[start]

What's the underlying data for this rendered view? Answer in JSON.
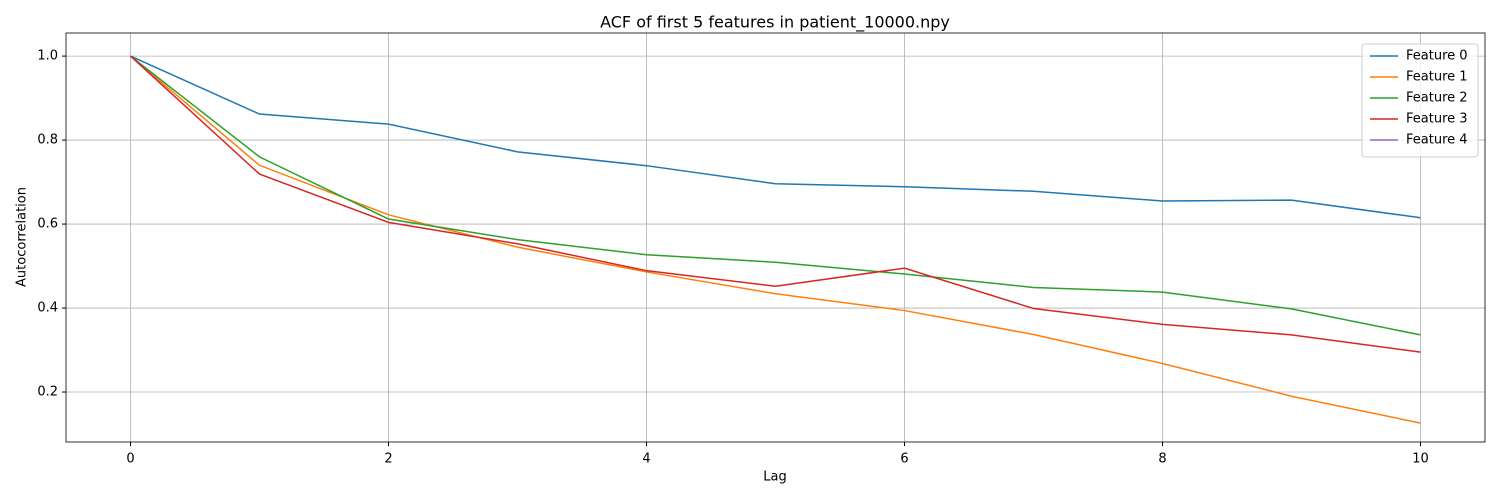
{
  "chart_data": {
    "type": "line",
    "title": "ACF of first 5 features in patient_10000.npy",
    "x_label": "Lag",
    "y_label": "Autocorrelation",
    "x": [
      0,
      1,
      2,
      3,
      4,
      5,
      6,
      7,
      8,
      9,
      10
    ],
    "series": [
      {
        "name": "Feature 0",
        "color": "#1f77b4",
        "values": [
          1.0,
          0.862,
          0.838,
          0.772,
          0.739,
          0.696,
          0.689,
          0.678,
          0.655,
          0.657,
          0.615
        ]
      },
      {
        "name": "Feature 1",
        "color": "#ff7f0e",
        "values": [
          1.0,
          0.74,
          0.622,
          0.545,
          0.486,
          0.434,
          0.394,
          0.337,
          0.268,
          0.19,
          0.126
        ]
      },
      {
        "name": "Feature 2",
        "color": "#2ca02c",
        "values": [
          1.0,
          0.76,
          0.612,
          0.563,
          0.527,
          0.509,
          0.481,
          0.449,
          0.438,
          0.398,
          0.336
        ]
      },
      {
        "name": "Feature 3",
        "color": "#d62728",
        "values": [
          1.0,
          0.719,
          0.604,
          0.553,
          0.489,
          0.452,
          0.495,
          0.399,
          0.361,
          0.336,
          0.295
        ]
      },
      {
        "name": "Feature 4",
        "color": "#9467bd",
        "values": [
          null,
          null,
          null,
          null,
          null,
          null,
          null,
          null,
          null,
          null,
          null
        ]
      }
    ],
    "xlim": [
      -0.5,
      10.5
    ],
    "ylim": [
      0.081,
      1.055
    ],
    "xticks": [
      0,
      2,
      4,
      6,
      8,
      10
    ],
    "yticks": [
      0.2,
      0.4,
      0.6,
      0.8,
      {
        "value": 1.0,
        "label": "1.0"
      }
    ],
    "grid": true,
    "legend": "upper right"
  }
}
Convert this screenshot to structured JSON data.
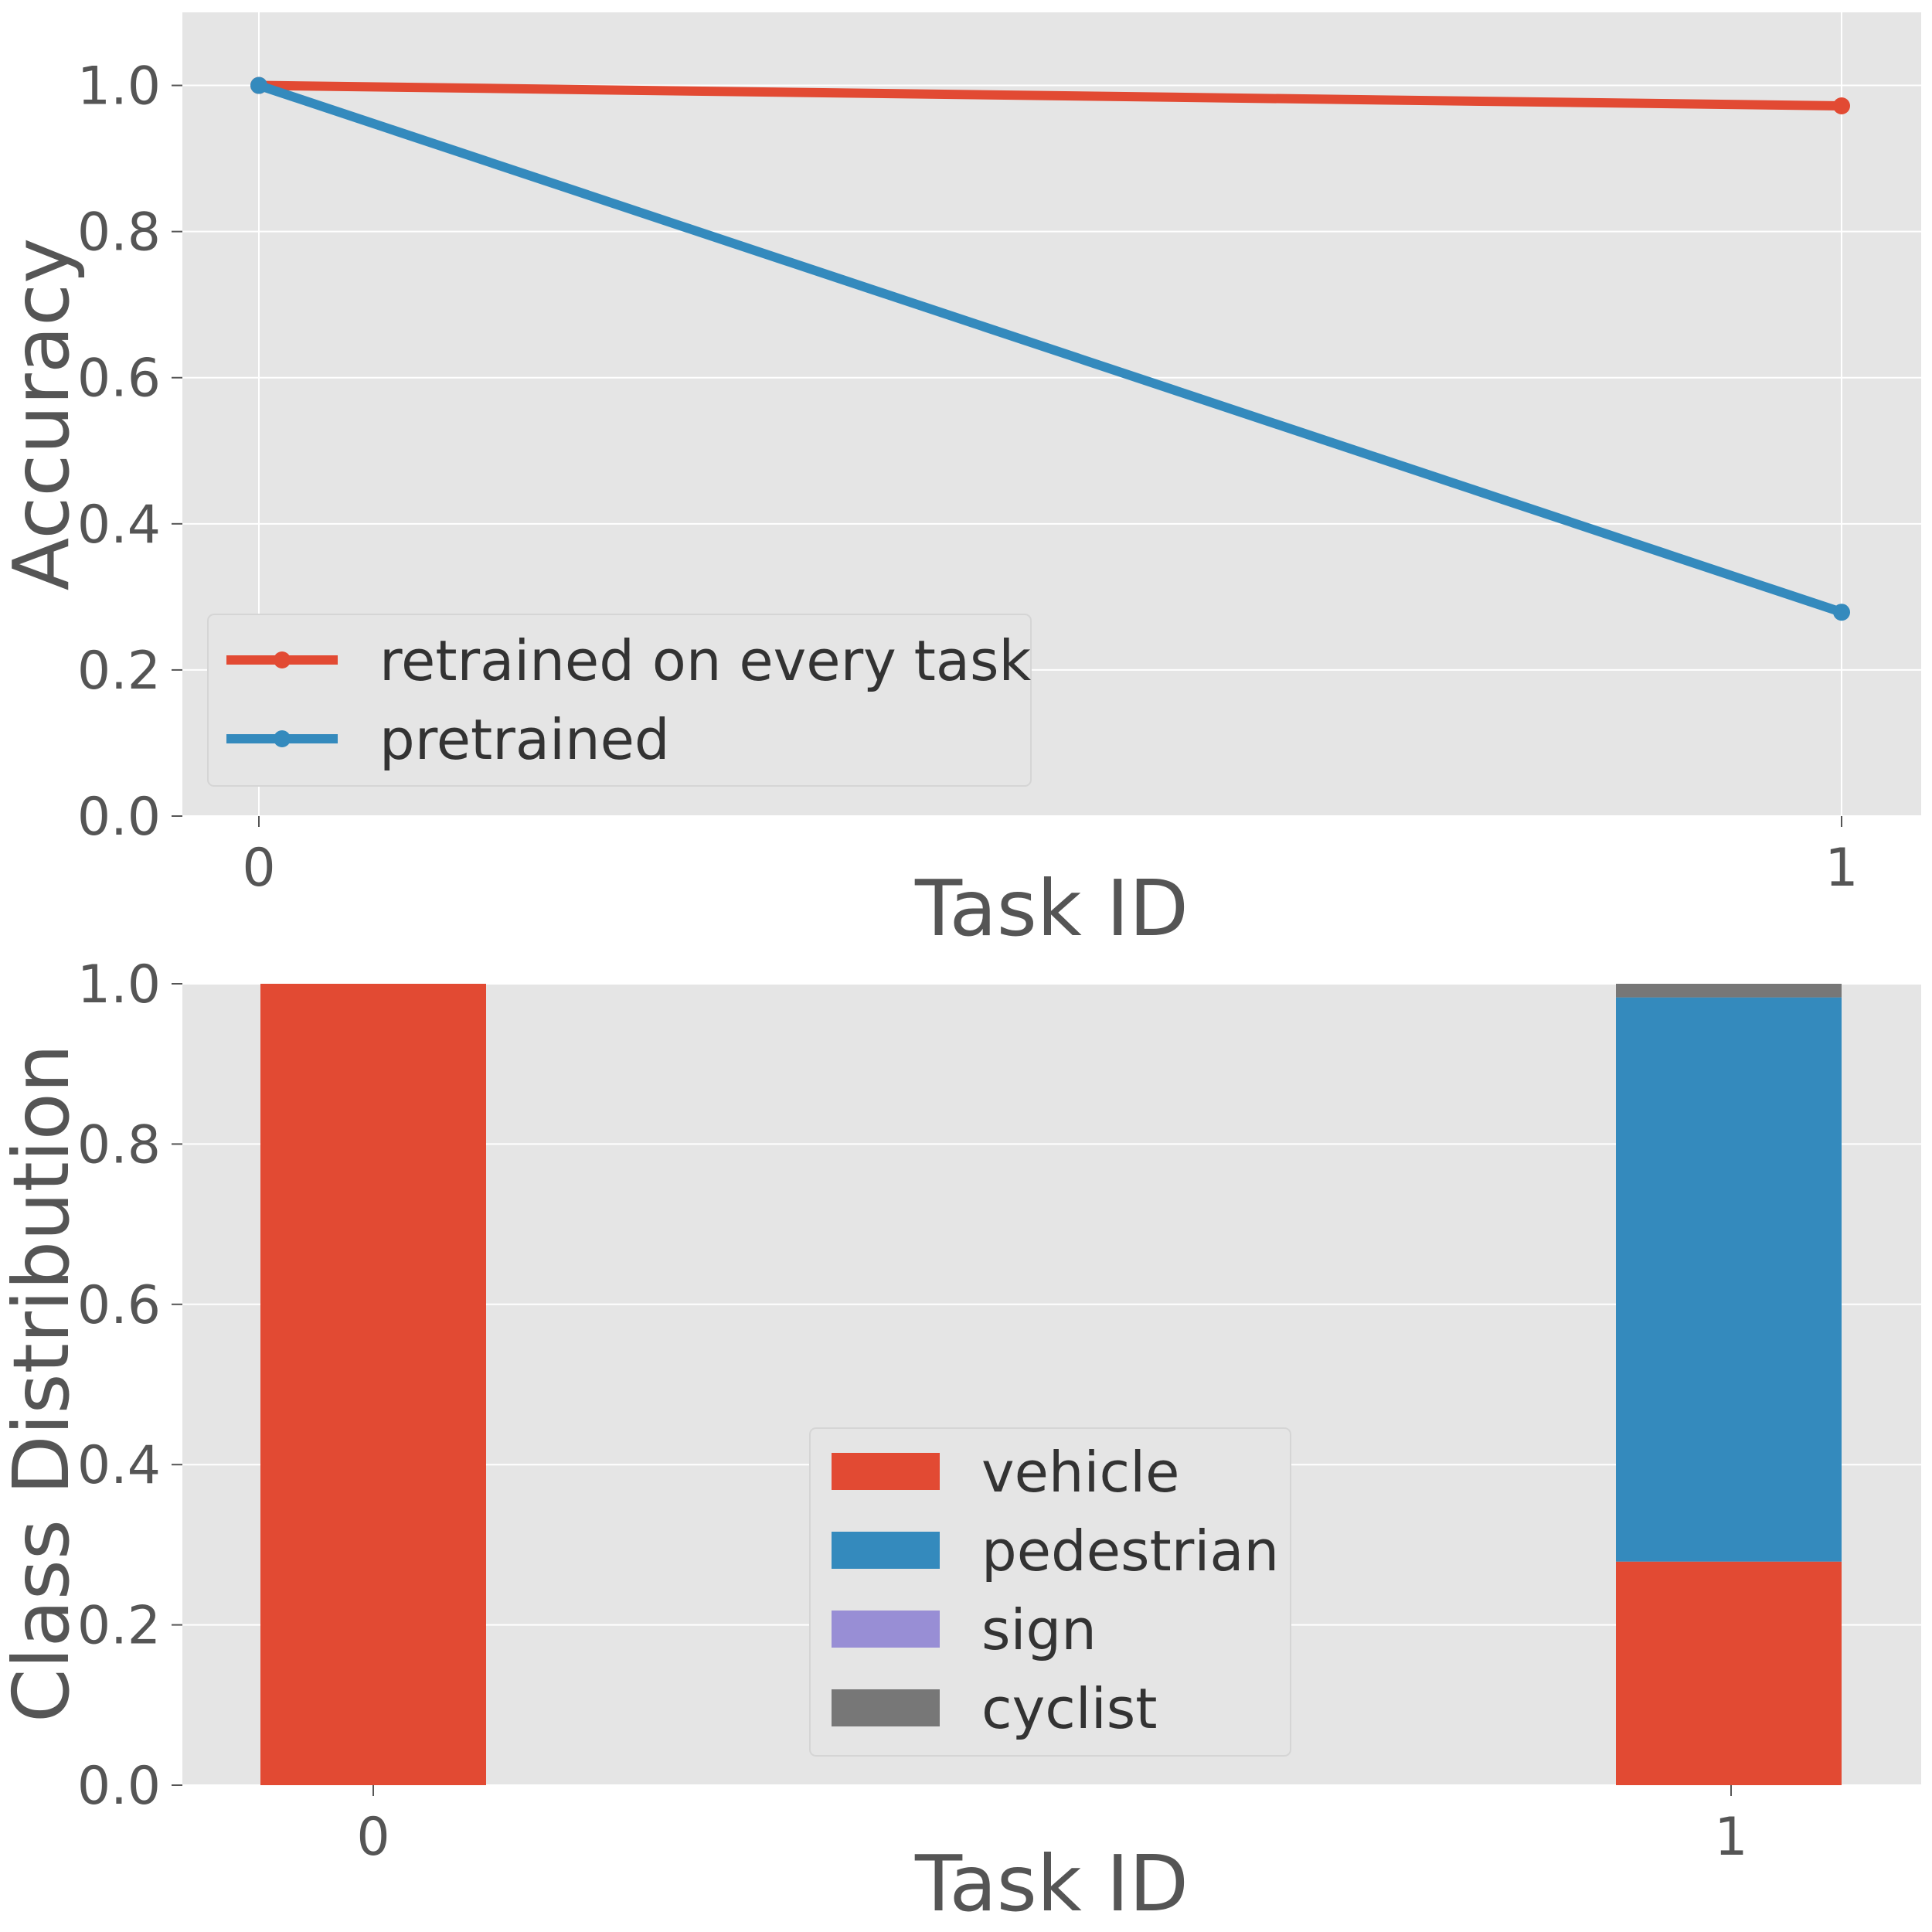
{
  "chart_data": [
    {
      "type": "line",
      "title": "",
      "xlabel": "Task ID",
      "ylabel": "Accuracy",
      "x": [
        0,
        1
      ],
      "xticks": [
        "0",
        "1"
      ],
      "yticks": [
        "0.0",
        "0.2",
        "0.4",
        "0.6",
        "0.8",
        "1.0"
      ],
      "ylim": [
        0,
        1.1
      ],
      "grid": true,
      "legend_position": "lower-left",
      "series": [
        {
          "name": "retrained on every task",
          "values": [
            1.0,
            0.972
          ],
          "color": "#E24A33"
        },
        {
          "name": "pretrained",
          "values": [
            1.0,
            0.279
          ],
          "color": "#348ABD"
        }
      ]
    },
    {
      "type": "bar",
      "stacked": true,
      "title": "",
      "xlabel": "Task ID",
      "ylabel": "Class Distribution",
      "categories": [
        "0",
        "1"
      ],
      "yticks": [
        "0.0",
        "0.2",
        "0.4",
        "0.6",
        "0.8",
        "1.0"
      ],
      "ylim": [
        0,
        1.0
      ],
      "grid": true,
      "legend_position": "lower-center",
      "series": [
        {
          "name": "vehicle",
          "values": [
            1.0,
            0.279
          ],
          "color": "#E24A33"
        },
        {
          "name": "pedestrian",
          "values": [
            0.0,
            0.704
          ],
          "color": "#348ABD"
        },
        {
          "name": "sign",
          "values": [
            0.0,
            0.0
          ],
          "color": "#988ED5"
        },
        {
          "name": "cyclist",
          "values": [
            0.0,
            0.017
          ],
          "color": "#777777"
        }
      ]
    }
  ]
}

[end]

- Short exercise
Your answer should be a single number: the count of lines in these records that hold the string "color".

- Solution to the problem
11